**What to produce:** State the number of lines that contain the word "poco", and add nothing else.

::::::::

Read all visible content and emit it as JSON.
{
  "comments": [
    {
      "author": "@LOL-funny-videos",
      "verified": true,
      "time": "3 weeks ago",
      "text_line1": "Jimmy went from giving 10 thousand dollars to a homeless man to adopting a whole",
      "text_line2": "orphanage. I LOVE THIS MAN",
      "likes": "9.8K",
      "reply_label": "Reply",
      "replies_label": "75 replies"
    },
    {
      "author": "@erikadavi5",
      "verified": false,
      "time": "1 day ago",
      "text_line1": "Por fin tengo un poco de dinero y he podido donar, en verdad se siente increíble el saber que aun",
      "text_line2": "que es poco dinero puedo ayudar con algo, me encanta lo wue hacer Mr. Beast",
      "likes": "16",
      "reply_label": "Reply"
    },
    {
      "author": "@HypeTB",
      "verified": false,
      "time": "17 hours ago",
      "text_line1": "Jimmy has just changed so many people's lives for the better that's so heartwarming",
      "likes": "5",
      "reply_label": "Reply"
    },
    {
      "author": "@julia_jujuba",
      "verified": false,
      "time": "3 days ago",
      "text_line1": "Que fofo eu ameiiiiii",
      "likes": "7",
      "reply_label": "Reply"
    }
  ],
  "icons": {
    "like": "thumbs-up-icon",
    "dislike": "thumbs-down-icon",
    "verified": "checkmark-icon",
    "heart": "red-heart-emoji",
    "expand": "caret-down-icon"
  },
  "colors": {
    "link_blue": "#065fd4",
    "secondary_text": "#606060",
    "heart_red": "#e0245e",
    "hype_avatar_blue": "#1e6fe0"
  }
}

::::::::

**Completed exercise:** 2